> Description of the task
Gather every line that includes the word "from", please.

-*-*-

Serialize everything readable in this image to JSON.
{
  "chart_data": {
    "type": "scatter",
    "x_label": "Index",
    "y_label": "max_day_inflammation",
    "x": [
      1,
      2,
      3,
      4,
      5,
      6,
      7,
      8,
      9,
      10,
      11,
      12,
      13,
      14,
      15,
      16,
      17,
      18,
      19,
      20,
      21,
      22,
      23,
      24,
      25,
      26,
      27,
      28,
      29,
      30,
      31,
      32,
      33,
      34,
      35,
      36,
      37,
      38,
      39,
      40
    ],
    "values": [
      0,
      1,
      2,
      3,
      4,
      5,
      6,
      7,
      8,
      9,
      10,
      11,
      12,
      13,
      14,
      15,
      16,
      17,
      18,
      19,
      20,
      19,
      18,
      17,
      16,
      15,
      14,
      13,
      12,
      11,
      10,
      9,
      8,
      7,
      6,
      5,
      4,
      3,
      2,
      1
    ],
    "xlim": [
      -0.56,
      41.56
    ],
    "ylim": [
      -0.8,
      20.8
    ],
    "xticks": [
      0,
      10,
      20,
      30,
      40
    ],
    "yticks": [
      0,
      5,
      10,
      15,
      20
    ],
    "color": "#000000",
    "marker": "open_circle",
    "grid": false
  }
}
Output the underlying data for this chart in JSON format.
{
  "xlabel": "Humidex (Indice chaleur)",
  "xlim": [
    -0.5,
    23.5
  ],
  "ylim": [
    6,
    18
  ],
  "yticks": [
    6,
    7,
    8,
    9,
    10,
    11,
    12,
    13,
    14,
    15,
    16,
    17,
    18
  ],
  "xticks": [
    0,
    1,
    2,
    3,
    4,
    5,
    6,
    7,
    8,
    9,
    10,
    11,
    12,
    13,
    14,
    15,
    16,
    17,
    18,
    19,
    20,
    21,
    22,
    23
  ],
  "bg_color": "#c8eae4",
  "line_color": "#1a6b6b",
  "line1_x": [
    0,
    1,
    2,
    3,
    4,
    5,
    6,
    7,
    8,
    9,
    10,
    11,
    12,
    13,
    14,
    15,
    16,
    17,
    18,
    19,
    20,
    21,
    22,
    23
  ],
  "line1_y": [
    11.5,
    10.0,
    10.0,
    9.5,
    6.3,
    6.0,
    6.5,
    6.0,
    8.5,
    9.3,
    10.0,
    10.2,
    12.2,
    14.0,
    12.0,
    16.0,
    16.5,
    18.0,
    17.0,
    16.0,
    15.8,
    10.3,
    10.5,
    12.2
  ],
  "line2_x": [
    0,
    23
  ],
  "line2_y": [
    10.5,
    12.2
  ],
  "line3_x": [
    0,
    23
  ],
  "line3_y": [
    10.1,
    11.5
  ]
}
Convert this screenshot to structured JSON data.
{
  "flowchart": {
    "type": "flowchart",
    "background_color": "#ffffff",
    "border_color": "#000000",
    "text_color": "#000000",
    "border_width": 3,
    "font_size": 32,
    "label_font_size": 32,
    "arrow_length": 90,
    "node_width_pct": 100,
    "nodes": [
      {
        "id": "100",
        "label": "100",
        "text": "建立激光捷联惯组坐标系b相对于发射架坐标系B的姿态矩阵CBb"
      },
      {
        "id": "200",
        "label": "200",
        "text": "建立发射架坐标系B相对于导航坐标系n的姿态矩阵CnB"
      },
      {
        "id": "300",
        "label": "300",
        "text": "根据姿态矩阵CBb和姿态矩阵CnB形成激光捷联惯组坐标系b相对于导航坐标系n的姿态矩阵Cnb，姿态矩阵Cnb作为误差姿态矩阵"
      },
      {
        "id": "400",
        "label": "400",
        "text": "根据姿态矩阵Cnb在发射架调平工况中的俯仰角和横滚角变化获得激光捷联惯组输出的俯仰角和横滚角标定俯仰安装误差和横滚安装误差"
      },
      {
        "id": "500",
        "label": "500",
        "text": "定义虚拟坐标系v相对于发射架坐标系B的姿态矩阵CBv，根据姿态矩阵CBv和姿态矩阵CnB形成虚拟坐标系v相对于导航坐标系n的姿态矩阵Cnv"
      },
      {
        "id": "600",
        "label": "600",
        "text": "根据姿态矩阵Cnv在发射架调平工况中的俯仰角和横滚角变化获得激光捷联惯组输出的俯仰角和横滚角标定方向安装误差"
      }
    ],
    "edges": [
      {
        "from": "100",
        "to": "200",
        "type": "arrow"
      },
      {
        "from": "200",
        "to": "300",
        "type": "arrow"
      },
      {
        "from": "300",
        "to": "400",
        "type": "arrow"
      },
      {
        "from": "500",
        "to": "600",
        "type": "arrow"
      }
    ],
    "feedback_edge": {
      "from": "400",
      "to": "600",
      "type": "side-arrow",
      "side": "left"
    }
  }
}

-*-*-

> Solution for this task
        "from": "100",
        "from": "200",
        "from": "300",
        "from": "500",
      "from": "400",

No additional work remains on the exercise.